Exercise: All lines holding the string "this" are to be shown.

━━━━━━━━━━━━━━━━

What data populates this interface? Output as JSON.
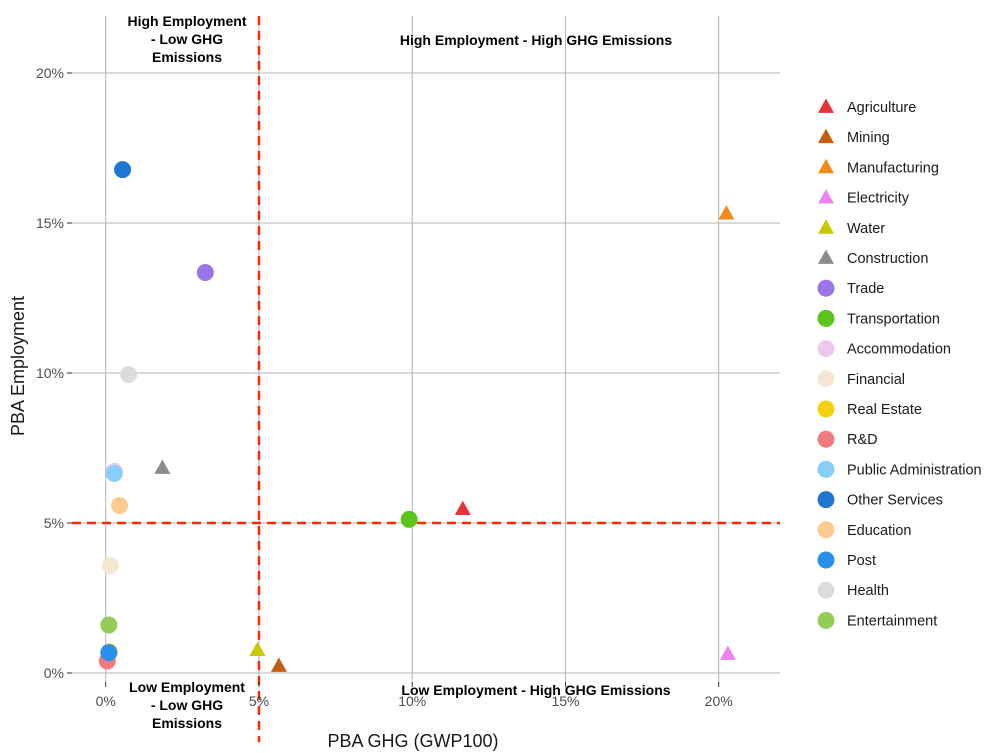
{
  "chart_data": {
    "type": "scatter",
    "xlabel": "PBA GHG (GWP100)",
    "ylabel": "PBA Employment",
    "xlim": [
      -0.011,
      0.22
    ],
    "ylim": [
      -0.003,
      0.219
    ],
    "x_ticks": [
      {
        "value": 0,
        "label": "0%"
      },
      {
        "value": 0.05,
        "label": "5%"
      },
      {
        "value": 0.1,
        "label": "10%"
      },
      {
        "value": 0.15,
        "label": "15%"
      },
      {
        "value": 0.2,
        "label": "20%"
      }
    ],
    "y_ticks": [
      {
        "value": 0,
        "label": "0%"
      },
      {
        "value": 0.05,
        "label": "5%"
      },
      {
        "value": 0.1,
        "label": "10%"
      },
      {
        "value": 0.15,
        "label": "15%"
      },
      {
        "value": 0.2,
        "label": "20%"
      }
    ],
    "grid": true,
    "legend_position": "right",
    "thresholds": {
      "x": 0.05,
      "y": 0.05,
      "color": "#ff2a00",
      "style": "dashed"
    },
    "quadrant_labels": [
      {
        "id": "top-left",
        "lines": [
          "High Employment",
          "- Low GHG",
          "Emissions"
        ]
      },
      {
        "id": "top-right",
        "lines": [
          "High Employment - High GHG Emissions"
        ]
      },
      {
        "id": "bottom-left",
        "lines": [
          "Low Employment",
          "- Low GHG",
          "Emissions"
        ]
      },
      {
        "id": "bottom-right",
        "lines": [
          "Low Employment - High GHG Emissions"
        ]
      }
    ],
    "series": [
      {
        "name": "Agriculture",
        "shape": "triangle",
        "color": "#e8333b",
        "x": 0.1165,
        "y": 0.0543
      },
      {
        "name": "Mining",
        "shape": "triangle",
        "color": "#c65c0e",
        "x": 0.0565,
        "y": 0.002
      },
      {
        "name": "Manufacturing",
        "shape": "triangle",
        "color": "#f28a19",
        "x": 0.2025,
        "y": 0.1528
      },
      {
        "name": "Electricity",
        "shape": "triangle",
        "color": "#ee82ee",
        "x": 0.203,
        "y": 0.006
      },
      {
        "name": "Water",
        "shape": "triangle",
        "color": "#c8c800",
        "x": 0.0495,
        "y": 0.0073
      },
      {
        "name": "Construction",
        "shape": "triangle",
        "color": "#8c8c8c",
        "x": 0.0185,
        "y": 0.068
      },
      {
        "name": "Trade",
        "shape": "circle",
        "color": "#9b74e6",
        "x": 0.0325,
        "y": 0.1335
      },
      {
        "name": "Transportation",
        "shape": "circle",
        "color": "#5cc41b",
        "x": 0.099,
        "y": 0.0512
      },
      {
        "name": "Accommodation",
        "shape": "circle",
        "color": "#ecc9ec",
        "x": 0.0028,
        "y": 0.0672
      },
      {
        "name": "Financial",
        "shape": "circle",
        "color": "#f6e7d5",
        "x": 0.0015,
        "y": 0.0358
      },
      {
        "name": "Real Estate",
        "shape": "circle",
        "color": "#f7d111",
        "x": 0.0012,
        "y": 0.007
      },
      {
        "name": "R&D",
        "shape": "circle",
        "color": "#ef7b7b",
        "x": 0.0005,
        "y": 0.004
      },
      {
        "name": "Public Administration",
        "shape": "circle",
        "color": "#87cefa",
        "x": 0.0028,
        "y": 0.0665
      },
      {
        "name": "Other Services",
        "shape": "circle",
        "color": "#1f77d0",
        "x": 0.0055,
        "y": 0.1678
      },
      {
        "name": "Education",
        "shape": "circle",
        "color": "#fdcb90",
        "x": 0.0045,
        "y": 0.0558
      },
      {
        "name": "Post",
        "shape": "circle",
        "color": "#2690ea",
        "x": 0.001,
        "y": 0.0068
      },
      {
        "name": "Health",
        "shape": "circle",
        "color": "#dcdcdc",
        "x": 0.0075,
        "y": 0.0995
      },
      {
        "name": "Entertainment",
        "shape": "circle",
        "color": "#95cc57",
        "x": 0.001,
        "y": 0.016
      }
    ]
  }
}
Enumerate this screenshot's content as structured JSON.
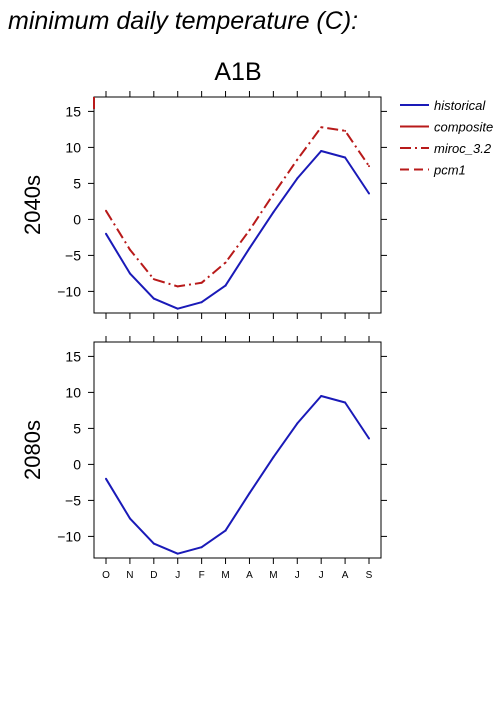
{
  "header": {
    "title": "minimum daily temperature (C):"
  },
  "chart_data": {
    "type": "line",
    "title": "A1B",
    "categories": [
      "O",
      "N",
      "D",
      "J",
      "F",
      "M",
      "A",
      "M",
      "J",
      "J",
      "A",
      "S"
    ],
    "ylim": [
      -13,
      17
    ],
    "yticks": [
      -10,
      -5,
      0,
      5,
      10,
      15
    ],
    "legend": {
      "placement": "right",
      "entries": [
        {
          "name": "historical",
          "color": "#1a1ab8",
          "dash": "solid"
        },
        {
          "name": "composite",
          "color": "#b81a1a",
          "dash": "solid"
        },
        {
          "name": "miroc_3.2",
          "color": "#b81a1a",
          "dash": "dashdot"
        },
        {
          "name": "pcm1",
          "color": "#b81a1a",
          "dash": "dashed"
        }
      ]
    },
    "panels": [
      {
        "label": "2040s",
        "series": [
          {
            "name": "historical",
            "color": "#1a1ab8",
            "dash": "solid",
            "values": [
              -2,
              -7.5,
              -11,
              -12.4,
              -11.5,
              -9.2,
              -4,
              1,
              5.7,
              9.5,
              8.6,
              3.6
            ]
          },
          {
            "name": "miroc_3.2",
            "color": "#b81a1a",
            "dash": "dashdot",
            "values": [
              1.2,
              -4.2,
              -8.3,
              -9.3,
              -8.8,
              -6,
              -1.5,
              3.5,
              8.3,
              12.8,
              12.3,
              7.4
            ]
          }
        ]
      },
      {
        "label": "2080s",
        "series": [
          {
            "name": "historical",
            "color": "#1a1ab8",
            "dash": "solid",
            "values": [
              -2,
              -7.5,
              -11,
              -12.4,
              -11.5,
              -9.2,
              -4,
              1,
              5.7,
              9.5,
              8.6,
              3.6
            ]
          }
        ]
      }
    ]
  }
}
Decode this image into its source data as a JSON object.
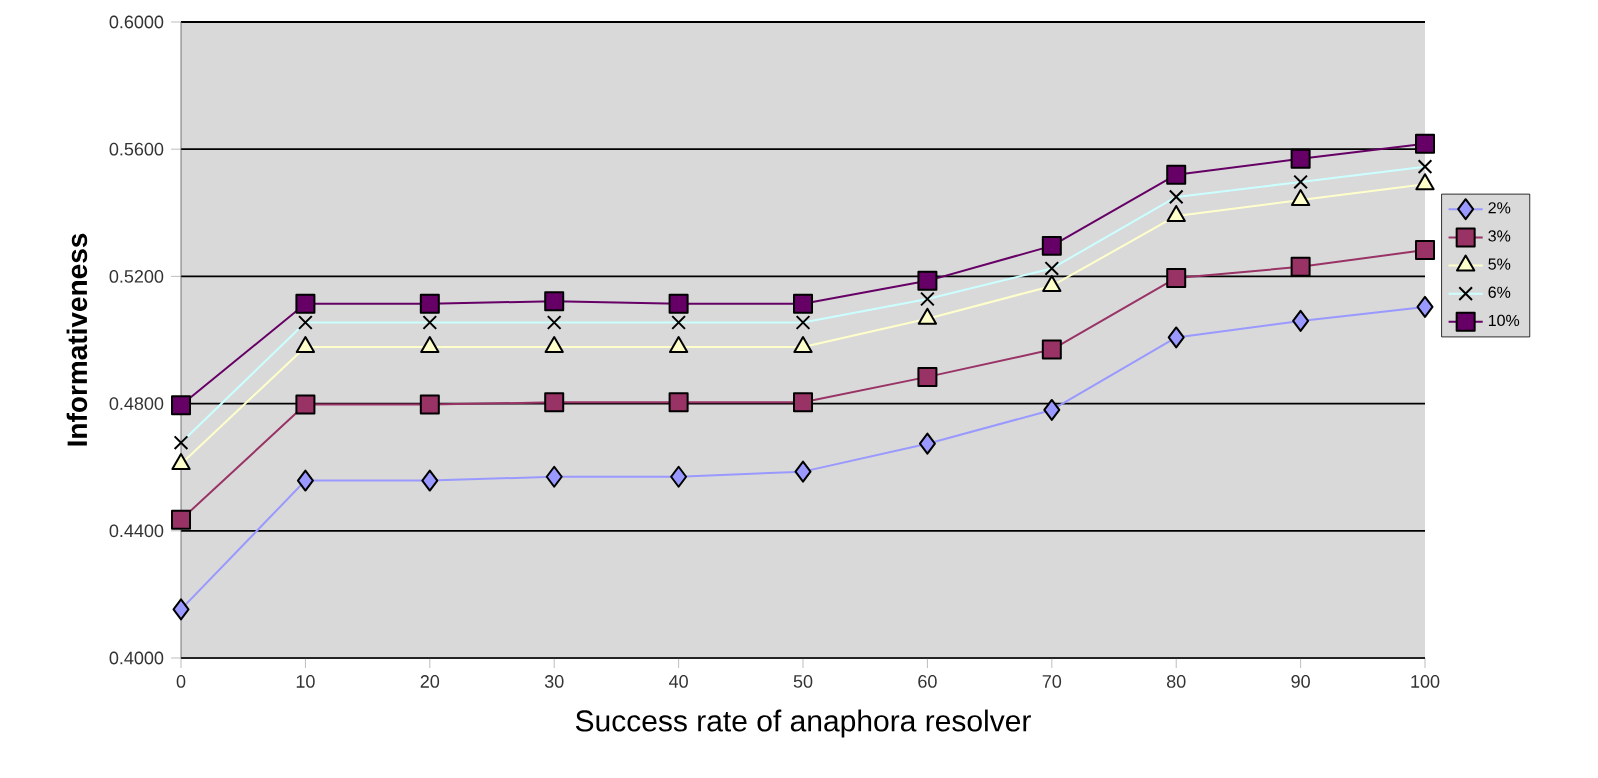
{
  "chart_data": {
    "type": "line",
    "xlabel": "Success rate of anaphora resolver",
    "ylabel": "Informativeness",
    "x": [
      0,
      10,
      20,
      30,
      40,
      50,
      60,
      70,
      80,
      90,
      100
    ],
    "series": [
      {
        "name": "2%",
        "color": "#9999ff",
        "marker": "diamond",
        "values": [
          0.4153,
          0.4558,
          0.4558,
          0.457,
          0.457,
          0.4586,
          0.4674,
          0.478,
          0.5008,
          0.506,
          0.5104
        ]
      },
      {
        "name": "3%",
        "color": "#993366",
        "marker": "square",
        "values": [
          0.4435,
          0.4797,
          0.4797,
          0.4804,
          0.4804,
          0.4804,
          0.4884,
          0.497,
          0.5195,
          0.523,
          0.5283
        ]
      },
      {
        "name": "5%",
        "color": "#ffffcc",
        "marker": "triangle",
        "values": [
          0.461,
          0.4978,
          0.4978,
          0.4978,
          0.4978,
          0.4978,
          0.5067,
          0.517,
          0.539,
          0.544,
          0.549
        ]
      },
      {
        "name": "6%",
        "color": "#ccffff",
        "marker": "cross",
        "values": [
          0.4677,
          0.5055,
          0.5055,
          0.5055,
          0.5055,
          0.5055,
          0.5129,
          0.5225,
          0.545,
          0.5497,
          0.5545
        ]
      },
      {
        "name": "10%",
        "color": "#660066",
        "marker": "square",
        "values": [
          0.4795,
          0.5114,
          0.5114,
          0.5122,
          0.5114,
          0.5114,
          0.5186,
          0.5296,
          0.552,
          0.557,
          0.5617
        ]
      }
    ],
    "xlim": [
      0,
      100
    ],
    "xticks": [
      0,
      10,
      20,
      30,
      40,
      50,
      60,
      70,
      80,
      90,
      100
    ],
    "ylim": [
      0.4,
      0.6
    ],
    "yticks": [
      {
        "value": 0.4,
        "label": "0.4000"
      },
      {
        "value": 0.44,
        "label": "0.4400"
      },
      {
        "value": 0.48,
        "label": "0.4800"
      },
      {
        "value": 0.52,
        "label": "0.5200"
      },
      {
        "value": 0.56,
        "label": "0.5600"
      },
      {
        "value": 0.6,
        "label": "0.6000"
      }
    ],
    "grid": "y",
    "legend": "right"
  }
}
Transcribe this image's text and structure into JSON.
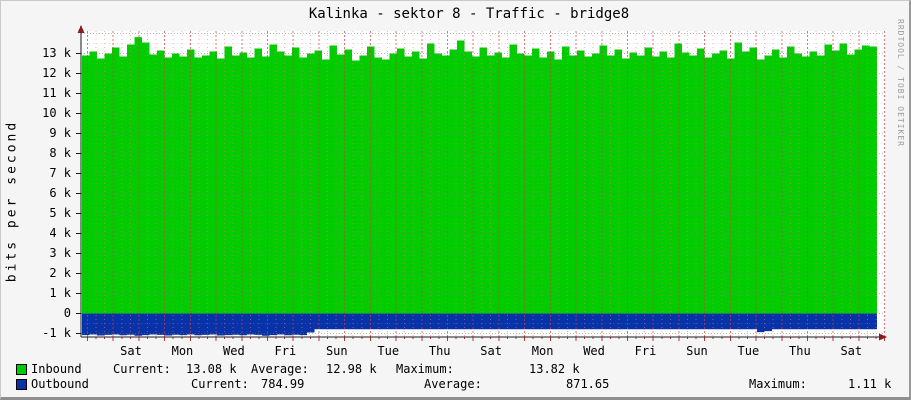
{
  "title": "Kalinka - sektor 8 - Traffic - bridge8",
  "watermark": "RRDTOOL / TOBI OETIKER",
  "y_axis": {
    "label": "bits per second",
    "ticks": [
      {
        "label": "13 k",
        "v": 13
      },
      {
        "label": "12 k",
        "v": 12
      },
      {
        "label": "11 k",
        "v": 11
      },
      {
        "label": "10 k",
        "v": 10
      },
      {
        "label": "9 k",
        "v": 9
      },
      {
        "label": "8 k",
        "v": 8
      },
      {
        "label": "7 k",
        "v": 7
      },
      {
        "label": "6 k",
        "v": 6
      },
      {
        "label": "5 k",
        "v": 5
      },
      {
        "label": "4 k",
        "v": 4
      },
      {
        "label": "3 k",
        "v": 3
      },
      {
        "label": "2 k",
        "v": 2
      },
      {
        "label": "1 k",
        "v": 1
      },
      {
        "label": "0",
        "v": 0
      },
      {
        "label": "-1 k",
        "v": -1
      }
    ]
  },
  "x_axis": {
    "ticks": [
      "Sat",
      "Mon",
      "Wed",
      "Fri",
      "Sun",
      "Tue",
      "Thu",
      "Sat",
      "Mon",
      "Wed",
      "Fri",
      "Sun",
      "Tue",
      "Thu",
      "Sat"
    ]
  },
  "legend": {
    "rows": [
      {
        "label": "Inbound",
        "current_label": "Current:",
        "current": "13.08 k",
        "average_label": "Average:",
        "average": "12.98 k",
        "maximum_label": "Maximum:",
        "maximum": "13.82 k"
      },
      {
        "label": "Outbound",
        "current_label": "Current:",
        "current": "784.99",
        "average_label": "Average:",
        "average": "871.65",
        "maximum_label": "Maximum:",
        "maximum": "1.11 k"
      }
    ]
  },
  "colors": {
    "inbound": "#00cc00",
    "outbound": "#0832a8",
    "plot_background": "#ffffff",
    "panel_background": "#f5f5f5",
    "grid_major_vertical": "rgba(210,60,60,0.7)",
    "grid_minor_vertical": "rgba(235,120,120,0.55)",
    "grid_horizontal": "rgba(120,120,120,0.55)",
    "grid_horizontal_minor": "rgba(150,150,150,0.3)",
    "axis": "#1a1a1a",
    "arrow": "#8b1a1a",
    "tick_red": "#c23333",
    "watermark_gray": "#9c9c9c"
  },
  "chart_data": {
    "type": "area",
    "title": "Kalinka - sektor 8 - Traffic - bridge8",
    "xlabel": "",
    "ylabel": "bits per second",
    "unit": "kbit/s",
    "ylim_k": [
      -1.18,
      14.12
    ],
    "grid": "on",
    "legend_position": "bottom-left",
    "x_tick_labels": [
      "Sat",
      "Mon",
      "Wed",
      "Fri",
      "Sun",
      "Tue",
      "Thu",
      "Sat",
      "Mon",
      "Wed",
      "Fri",
      "Sun",
      "Tue",
      "Thu",
      "Sat"
    ],
    "x_tick_spacing": "every 2 days over ~31 days",
    "series": [
      {
        "name": "Inbound",
        "color": "#00cc00",
        "orientation": "positive",
        "values_k": [
          12.9,
          13.1,
          12.75,
          13.0,
          13.3,
          12.85,
          13.45,
          13.82,
          13.55,
          12.95,
          13.15,
          12.8,
          13.0,
          12.85,
          13.2,
          12.8,
          12.9,
          13.1,
          12.75,
          13.35,
          12.9,
          13.05,
          12.8,
          13.25,
          12.85,
          13.45,
          13.1,
          12.9,
          13.3,
          12.8,
          13.0,
          13.15,
          12.7,
          13.4,
          12.95,
          13.2,
          12.65,
          12.9,
          13.35,
          12.8,
          12.7,
          13.0,
          13.25,
          12.85,
          13.1,
          12.75,
          13.5,
          13.0,
          12.9,
          13.2,
          13.65,
          13.1,
          12.85,
          13.3,
          12.9,
          13.05,
          12.8,
          13.45,
          13.0,
          12.9,
          13.25,
          12.8,
          13.1,
          12.7,
          13.35,
          12.9,
          13.15,
          12.85,
          13.0,
          13.4,
          12.9,
          13.2,
          12.75,
          13.05,
          12.9,
          13.3,
          12.85,
          13.1,
          12.8,
          13.5,
          13.05,
          12.9,
          13.25,
          12.8,
          13.0,
          13.15,
          12.75,
          13.55,
          13.1,
          13.3,
          12.7,
          12.9,
          13.2,
          12.8,
          13.35,
          13.0,
          12.85,
          13.1,
          12.9,
          13.45,
          13.15,
          13.5,
          12.95,
          13.2,
          13.4,
          13.35
        ]
      },
      {
        "name": "Outbound",
        "color": "#0832a8",
        "orientation": "negative",
        "values_k": [
          1.08,
          1.05,
          1.1,
          1.07,
          1.05,
          1.09,
          1.06,
          1.11,
          1.08,
          1.05,
          1.07,
          1.1,
          1.06,
          1.08,
          1.05,
          1.09,
          1.07,
          1.05,
          1.1,
          1.08,
          1.06,
          1.09,
          1.05,
          1.07,
          1.11,
          1.08,
          1.05,
          1.09,
          1.06,
          1.08,
          0.95,
          0.79,
          0.79,
          0.79,
          0.79,
          0.79,
          0.79,
          0.79,
          0.79,
          0.79,
          0.79,
          0.79,
          0.79,
          0.79,
          0.79,
          0.79,
          0.79,
          0.79,
          0.79,
          0.79,
          0.79,
          0.79,
          0.79,
          0.79,
          0.79,
          0.79,
          0.79,
          0.79,
          0.79,
          0.79,
          0.79,
          0.79,
          0.79,
          0.79,
          0.79,
          0.79,
          0.79,
          0.79,
          0.79,
          0.79,
          0.79,
          0.79,
          0.79,
          0.79,
          0.79,
          0.79,
          0.79,
          0.79,
          0.79,
          0.79,
          0.79,
          0.79,
          0.79,
          0.79,
          0.79,
          0.79,
          0.79,
          0.79,
          0.79,
          0.79,
          0.93,
          0.88,
          0.79,
          0.79,
          0.79,
          0.79,
          0.79,
          0.79,
          0.79,
          0.79,
          0.79,
          0.79,
          0.79,
          0.79,
          0.79,
          0.79
        ]
      }
    ],
    "stats": {
      "inbound": {
        "current": "13.08 k",
        "average": "12.98 k",
        "maximum": "13.82 k"
      },
      "outbound": {
        "current": "784.99",
        "average": "871.65",
        "maximum": "1.11 k"
      }
    }
  }
}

━━━━━━━━━━━━━━━━

The completed task:
What data populates this interface? Output as JSON.
Enumerate this screenshot's content as structured JSON.
Decode this image into its source data as a JSON object.
Transcribe this image's text and structure into JSON.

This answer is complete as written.